- **What to work on**: Please translate this sentence from the personal essay below into Spanish: "I asked my mother for advice."

- **Page excerpt**:
☆ ☆ ☆ ☆
Late summer. A deeper, bluer light. B & I were sprawled in a deserted baseball field, doing nothing, twilight turning like a stone in our palms. I could just barely see her face. We spoke of everything friends did: small injustices and banal plans and the economy, how little we understood it & how flush we still felt it against us, even now—a thousand invisible hands circulating our bodies. No contact. Cicadas simmered. In theory, that night should’ve felt monumental, its tender trickling neatly packaged into some broad statement about youth or love or not going gentle into that good night. Instead, the clouds kept billowing farther apart, each moment dragging us toward the normalcy of daylight. There might have been some stray, sweet pang, some charged phrase, but who knows. You see it, and it leaves just as soon as it comes.
I first met B in school. She was Chinese, but not in the way that I was Chinese, which was hyphenated and a little stilted, like a last-minute, low-budget actor. She was born in Beijing, like my mother, and was therefore infinitely cool to me: a value which compounded as I learned that she practiced competitive fencing, loved the stock market, and updated her Letterboxd religiously. One summer, we spent a hot, sluggish eternity watching films, soothing our suburban boredom with killer reality TV, absurd horror flicks, bizarre Hong Kong arthouse movies. I could never remember the characters’ names and she could never remember the intricacies of the plot, so we clued each other in. The summer was shifting or ending. Later, we’d drift apart: we had no classes together, other friends, new attention spans too low to wholly and earnestly believe in the brief, imaginary world of a movie. I asked my mother for advice. She said I was so young.
At night, Kerou crawls into her mother’s bed. The mother, keeping her eyes closed, scolds Kerou for coming home so late. After a moment, she guesses that Kerou is heartsick, and asks if its source is Shihao. Kerou does not reply, and instead asks her mother how she survived after Kerou’s father died. The mother answers, “就是这样活过来的.” I try to translate it into English: You survive just like this. Just like this, you live through it. You survive like you have been. We survive like this. We come through the same way. But there is no “you” nor “we,” only an implied command, the subject both universal and nonexistent. No arrangement sounds right. No sentence has the same gravity. But it’s passé, at this point, to lecture about how connotations never survive translation.
Silence passes between Kerou and her mother. Against the deep blue pillows and sheets, their moonlit faces remind me of a Ming vase: fragile yet ancient, casting a net of shadows, leaking into the night. Still, dissonance is inevitable. The mother’s questions go unanswered, Kerou’s answers are questioned, and the mother’s eyes remain shut, oblivious to Kerou’s gaze. I imagine a chasm opening between two synonyms. Once, in a fight with my mother, I accused her of being scared of what I was becoming. I resented her for not being more cruel. I was very juvenile. She raised her eyebrows, all disdain, and said, I crossed the ocean into a new country. What could I be scared of? No answer. In this way, she remained, always, impossibly distant, impossibly brave—a defense buttressed by childhood stories of meat rations and murders, lost chickens and beloved pens, innocence and death and damage more true and terrible than any watered-down pain I’d ever encounter. I imagine an uncrossable gulf. I imagine my mother when she was younger and forgive her all over again.
☆ ☆ ☆ ☆
- **Excerpted data**:
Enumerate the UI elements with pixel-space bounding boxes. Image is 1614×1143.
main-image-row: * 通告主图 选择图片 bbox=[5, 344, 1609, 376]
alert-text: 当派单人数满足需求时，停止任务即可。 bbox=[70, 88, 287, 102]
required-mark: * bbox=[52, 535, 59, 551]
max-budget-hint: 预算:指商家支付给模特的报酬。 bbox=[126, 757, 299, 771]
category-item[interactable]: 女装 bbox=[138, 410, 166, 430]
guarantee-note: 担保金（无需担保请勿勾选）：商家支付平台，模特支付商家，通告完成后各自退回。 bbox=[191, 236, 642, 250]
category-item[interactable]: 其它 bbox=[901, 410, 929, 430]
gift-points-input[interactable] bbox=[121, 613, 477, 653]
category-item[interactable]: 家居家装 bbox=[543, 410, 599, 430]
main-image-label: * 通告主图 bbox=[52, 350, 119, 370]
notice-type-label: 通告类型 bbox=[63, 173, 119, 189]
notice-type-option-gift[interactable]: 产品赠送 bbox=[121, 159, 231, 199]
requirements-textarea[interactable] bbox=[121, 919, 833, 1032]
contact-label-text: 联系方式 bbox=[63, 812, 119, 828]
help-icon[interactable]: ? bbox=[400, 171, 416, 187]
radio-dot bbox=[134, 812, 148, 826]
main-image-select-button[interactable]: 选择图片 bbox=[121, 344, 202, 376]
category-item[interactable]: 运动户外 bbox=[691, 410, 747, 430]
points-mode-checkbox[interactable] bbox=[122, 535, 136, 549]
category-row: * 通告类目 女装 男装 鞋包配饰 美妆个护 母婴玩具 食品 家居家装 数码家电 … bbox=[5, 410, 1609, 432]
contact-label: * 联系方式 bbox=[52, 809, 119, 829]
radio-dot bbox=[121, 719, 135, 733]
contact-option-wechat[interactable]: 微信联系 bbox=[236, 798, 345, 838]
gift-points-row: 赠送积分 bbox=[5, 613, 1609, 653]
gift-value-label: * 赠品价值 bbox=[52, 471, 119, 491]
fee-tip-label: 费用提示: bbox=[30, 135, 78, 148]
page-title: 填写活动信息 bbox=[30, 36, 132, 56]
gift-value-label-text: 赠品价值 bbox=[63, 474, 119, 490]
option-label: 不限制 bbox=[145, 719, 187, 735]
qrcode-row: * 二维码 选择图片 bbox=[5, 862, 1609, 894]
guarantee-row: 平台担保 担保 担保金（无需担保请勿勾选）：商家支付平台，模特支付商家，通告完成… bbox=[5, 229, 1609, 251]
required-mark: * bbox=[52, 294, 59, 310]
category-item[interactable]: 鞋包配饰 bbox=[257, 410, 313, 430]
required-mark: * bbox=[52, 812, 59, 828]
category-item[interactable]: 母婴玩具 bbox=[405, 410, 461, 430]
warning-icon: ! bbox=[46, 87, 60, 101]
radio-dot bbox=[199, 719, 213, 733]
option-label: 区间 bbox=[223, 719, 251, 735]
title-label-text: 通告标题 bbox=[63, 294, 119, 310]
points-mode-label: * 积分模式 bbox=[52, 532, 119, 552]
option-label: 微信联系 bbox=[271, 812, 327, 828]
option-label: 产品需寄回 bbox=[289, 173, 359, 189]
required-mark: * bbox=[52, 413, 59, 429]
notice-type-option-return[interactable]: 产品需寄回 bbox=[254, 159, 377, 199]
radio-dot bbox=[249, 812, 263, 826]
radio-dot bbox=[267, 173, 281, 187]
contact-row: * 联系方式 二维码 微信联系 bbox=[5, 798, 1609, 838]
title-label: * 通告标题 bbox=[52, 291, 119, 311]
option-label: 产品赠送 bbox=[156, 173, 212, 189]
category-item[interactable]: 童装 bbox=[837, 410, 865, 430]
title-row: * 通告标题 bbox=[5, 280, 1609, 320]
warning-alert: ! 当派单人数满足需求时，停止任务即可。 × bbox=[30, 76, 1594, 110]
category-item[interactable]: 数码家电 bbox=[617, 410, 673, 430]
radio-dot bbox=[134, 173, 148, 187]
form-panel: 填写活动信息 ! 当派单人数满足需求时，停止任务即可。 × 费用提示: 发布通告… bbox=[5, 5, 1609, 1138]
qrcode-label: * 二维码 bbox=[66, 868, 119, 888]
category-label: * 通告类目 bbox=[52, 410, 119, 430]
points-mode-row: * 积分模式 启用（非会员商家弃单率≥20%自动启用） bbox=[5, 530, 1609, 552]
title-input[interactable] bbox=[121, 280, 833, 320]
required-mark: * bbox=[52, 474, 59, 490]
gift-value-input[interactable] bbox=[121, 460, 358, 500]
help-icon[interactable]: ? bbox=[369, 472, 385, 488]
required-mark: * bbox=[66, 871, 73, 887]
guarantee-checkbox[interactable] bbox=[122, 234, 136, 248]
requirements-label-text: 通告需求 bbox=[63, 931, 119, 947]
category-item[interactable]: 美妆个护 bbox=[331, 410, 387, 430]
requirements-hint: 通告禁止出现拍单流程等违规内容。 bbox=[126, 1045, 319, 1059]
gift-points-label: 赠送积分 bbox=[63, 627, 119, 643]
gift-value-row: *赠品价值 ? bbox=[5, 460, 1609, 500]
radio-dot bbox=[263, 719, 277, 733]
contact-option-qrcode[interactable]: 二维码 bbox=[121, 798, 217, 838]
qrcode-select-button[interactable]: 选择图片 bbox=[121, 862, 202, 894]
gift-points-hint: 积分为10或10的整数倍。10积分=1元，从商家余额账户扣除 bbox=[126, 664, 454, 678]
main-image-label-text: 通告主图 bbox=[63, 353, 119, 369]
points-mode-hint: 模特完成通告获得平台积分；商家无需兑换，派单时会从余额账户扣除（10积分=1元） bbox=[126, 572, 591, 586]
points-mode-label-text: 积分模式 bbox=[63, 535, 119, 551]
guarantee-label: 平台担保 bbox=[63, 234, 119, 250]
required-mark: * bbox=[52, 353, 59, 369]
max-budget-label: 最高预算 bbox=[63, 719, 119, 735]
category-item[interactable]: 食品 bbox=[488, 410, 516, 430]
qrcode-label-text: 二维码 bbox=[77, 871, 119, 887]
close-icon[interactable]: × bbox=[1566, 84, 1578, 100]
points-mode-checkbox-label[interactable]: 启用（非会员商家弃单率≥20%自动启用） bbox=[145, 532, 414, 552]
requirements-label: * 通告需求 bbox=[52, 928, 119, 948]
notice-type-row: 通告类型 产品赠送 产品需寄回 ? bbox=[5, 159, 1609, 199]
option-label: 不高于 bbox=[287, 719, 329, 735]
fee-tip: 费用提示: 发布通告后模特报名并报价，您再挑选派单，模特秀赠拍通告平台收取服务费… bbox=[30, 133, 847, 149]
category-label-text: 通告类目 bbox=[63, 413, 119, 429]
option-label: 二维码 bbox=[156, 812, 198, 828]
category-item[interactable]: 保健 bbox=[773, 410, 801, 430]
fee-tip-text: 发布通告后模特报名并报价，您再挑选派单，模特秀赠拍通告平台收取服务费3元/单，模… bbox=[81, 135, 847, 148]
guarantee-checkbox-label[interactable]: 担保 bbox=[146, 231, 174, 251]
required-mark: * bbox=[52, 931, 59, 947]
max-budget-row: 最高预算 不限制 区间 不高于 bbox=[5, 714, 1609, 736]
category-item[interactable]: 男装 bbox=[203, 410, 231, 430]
☆ ☆ ☆ ☆
- **Response to the exercise**: Le pedí consejo a mi madre.